Items from a figure collection
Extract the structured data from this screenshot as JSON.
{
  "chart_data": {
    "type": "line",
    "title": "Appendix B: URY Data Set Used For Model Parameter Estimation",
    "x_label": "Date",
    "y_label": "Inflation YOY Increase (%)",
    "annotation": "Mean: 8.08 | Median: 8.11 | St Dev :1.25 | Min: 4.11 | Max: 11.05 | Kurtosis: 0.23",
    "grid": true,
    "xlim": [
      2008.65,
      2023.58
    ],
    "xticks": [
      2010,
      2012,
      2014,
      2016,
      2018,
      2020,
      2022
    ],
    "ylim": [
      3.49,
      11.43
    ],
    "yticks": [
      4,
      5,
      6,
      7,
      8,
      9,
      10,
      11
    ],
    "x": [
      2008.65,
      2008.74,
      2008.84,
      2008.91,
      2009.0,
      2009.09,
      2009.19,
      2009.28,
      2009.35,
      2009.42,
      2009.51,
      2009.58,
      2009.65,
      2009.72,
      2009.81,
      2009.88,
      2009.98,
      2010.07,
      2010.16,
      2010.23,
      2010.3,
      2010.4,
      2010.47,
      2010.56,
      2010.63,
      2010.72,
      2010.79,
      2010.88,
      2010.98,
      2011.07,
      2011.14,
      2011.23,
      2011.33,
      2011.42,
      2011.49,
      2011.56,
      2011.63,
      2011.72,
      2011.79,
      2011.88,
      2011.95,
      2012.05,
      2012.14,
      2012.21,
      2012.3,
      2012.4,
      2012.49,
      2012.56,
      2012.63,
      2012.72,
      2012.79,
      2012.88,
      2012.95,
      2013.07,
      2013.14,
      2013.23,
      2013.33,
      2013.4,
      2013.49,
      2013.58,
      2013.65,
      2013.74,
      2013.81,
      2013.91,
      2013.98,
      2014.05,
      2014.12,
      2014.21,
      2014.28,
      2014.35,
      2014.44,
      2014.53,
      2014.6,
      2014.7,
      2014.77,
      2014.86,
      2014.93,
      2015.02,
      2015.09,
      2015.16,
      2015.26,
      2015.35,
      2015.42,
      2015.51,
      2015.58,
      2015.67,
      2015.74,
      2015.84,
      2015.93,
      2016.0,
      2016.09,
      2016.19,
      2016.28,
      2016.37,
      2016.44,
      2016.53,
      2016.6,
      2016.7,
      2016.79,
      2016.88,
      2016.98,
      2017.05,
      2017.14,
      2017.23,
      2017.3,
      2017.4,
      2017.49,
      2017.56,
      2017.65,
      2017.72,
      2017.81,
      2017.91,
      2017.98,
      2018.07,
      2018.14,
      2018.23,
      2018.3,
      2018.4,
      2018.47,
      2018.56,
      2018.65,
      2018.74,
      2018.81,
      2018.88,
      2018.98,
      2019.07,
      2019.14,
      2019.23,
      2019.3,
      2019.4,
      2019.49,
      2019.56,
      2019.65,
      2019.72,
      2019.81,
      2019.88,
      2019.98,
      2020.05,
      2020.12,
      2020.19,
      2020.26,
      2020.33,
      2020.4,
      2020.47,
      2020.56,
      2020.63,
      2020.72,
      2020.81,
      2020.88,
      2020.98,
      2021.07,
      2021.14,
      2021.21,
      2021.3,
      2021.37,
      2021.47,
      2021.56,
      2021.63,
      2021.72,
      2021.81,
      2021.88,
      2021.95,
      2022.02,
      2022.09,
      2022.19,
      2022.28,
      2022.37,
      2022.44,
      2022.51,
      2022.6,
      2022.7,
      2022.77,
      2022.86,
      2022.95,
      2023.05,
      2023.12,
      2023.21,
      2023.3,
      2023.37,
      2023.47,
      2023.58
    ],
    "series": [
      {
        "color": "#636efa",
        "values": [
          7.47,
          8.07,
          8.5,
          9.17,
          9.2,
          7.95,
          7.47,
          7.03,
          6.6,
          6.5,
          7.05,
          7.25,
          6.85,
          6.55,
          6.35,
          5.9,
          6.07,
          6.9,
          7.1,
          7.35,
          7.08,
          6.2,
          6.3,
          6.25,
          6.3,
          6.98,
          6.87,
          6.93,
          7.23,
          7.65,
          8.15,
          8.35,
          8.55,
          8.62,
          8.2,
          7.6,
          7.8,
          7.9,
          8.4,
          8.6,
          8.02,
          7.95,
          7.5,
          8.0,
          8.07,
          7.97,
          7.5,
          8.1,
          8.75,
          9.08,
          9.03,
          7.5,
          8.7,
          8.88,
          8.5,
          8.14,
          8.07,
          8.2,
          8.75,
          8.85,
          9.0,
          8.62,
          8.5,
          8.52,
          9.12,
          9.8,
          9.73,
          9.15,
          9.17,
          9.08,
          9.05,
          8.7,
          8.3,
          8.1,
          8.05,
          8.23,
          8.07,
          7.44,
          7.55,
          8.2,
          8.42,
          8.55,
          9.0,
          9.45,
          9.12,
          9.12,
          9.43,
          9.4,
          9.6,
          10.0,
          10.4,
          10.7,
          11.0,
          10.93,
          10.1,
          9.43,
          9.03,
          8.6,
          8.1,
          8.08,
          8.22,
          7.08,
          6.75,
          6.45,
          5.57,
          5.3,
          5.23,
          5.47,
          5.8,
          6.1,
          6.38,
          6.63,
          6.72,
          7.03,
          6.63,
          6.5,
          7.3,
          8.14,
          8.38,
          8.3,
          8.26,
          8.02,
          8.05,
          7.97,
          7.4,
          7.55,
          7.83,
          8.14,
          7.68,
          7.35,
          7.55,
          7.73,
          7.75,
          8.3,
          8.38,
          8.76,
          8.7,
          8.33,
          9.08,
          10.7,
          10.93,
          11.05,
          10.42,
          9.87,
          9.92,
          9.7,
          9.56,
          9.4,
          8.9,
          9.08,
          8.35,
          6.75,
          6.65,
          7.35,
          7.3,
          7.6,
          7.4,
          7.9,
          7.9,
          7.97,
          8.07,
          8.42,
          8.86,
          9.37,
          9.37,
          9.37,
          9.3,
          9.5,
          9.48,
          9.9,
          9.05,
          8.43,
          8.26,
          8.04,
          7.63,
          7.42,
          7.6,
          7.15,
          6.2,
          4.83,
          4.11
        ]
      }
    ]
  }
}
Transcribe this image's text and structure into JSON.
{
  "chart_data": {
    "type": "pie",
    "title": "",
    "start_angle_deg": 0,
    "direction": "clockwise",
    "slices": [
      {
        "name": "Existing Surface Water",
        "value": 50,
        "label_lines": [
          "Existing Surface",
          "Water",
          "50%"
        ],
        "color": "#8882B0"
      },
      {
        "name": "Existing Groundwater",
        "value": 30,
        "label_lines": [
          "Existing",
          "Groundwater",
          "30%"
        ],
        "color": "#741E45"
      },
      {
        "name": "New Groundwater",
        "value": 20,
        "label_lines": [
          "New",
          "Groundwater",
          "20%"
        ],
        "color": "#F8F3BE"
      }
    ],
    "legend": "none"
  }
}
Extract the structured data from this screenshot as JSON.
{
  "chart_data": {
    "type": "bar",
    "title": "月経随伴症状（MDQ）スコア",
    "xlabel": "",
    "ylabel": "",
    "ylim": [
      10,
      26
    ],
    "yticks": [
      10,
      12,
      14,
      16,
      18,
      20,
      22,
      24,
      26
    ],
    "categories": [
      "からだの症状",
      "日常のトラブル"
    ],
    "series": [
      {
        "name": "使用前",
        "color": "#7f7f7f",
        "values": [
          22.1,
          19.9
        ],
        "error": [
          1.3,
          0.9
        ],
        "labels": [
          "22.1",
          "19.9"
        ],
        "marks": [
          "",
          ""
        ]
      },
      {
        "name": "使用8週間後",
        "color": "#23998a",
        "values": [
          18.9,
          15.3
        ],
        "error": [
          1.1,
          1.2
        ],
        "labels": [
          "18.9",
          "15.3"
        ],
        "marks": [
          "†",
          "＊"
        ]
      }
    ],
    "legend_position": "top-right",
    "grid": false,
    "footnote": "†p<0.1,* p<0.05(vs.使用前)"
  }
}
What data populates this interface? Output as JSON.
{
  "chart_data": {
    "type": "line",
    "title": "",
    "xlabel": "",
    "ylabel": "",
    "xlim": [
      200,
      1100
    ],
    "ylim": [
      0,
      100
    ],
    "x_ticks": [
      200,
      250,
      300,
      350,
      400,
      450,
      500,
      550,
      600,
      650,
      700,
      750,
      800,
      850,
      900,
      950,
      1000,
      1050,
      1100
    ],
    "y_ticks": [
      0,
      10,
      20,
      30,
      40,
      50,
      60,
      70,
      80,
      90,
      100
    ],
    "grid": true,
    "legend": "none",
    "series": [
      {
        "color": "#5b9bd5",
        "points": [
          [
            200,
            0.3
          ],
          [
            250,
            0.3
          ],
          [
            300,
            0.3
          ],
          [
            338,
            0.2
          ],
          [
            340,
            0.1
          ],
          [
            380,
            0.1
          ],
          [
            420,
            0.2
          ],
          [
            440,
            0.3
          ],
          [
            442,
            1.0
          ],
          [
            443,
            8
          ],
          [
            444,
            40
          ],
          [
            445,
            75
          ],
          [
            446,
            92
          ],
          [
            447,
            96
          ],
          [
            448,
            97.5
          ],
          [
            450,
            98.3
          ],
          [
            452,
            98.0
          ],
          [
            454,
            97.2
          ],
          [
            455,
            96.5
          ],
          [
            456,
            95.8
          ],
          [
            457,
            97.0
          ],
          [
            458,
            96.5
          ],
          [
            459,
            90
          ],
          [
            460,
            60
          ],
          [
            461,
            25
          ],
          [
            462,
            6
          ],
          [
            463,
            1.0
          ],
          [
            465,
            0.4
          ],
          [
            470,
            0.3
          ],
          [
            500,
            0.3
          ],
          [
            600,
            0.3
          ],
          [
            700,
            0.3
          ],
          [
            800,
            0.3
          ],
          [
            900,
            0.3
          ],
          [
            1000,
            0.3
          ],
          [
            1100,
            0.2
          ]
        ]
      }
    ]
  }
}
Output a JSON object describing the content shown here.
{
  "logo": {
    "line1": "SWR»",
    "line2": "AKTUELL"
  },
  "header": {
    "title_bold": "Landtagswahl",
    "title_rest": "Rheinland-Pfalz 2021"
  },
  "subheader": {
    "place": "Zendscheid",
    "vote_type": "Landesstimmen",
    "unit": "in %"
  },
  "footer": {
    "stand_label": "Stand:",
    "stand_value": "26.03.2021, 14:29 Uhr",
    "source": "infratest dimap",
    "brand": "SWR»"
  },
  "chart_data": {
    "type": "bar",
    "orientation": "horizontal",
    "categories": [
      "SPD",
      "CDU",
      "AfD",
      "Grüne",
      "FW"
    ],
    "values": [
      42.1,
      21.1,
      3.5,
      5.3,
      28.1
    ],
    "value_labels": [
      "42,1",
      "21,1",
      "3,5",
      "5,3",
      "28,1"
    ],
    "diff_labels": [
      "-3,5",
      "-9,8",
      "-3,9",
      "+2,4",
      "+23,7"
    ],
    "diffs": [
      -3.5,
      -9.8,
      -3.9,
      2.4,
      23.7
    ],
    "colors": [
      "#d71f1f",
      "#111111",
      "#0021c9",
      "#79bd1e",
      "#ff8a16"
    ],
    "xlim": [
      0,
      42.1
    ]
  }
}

Task prompt:
Take every line from the records above that has the word "JSON" and copy it.

Answer to this problem:
Extract the structured data from this screenshot as JSON.
Transcribe this image's text and structure into JSON.
Extract the structured data from this screenshot as JSON.
What data populates this interface? Output as JSON.
Output a JSON object describing the content shown here.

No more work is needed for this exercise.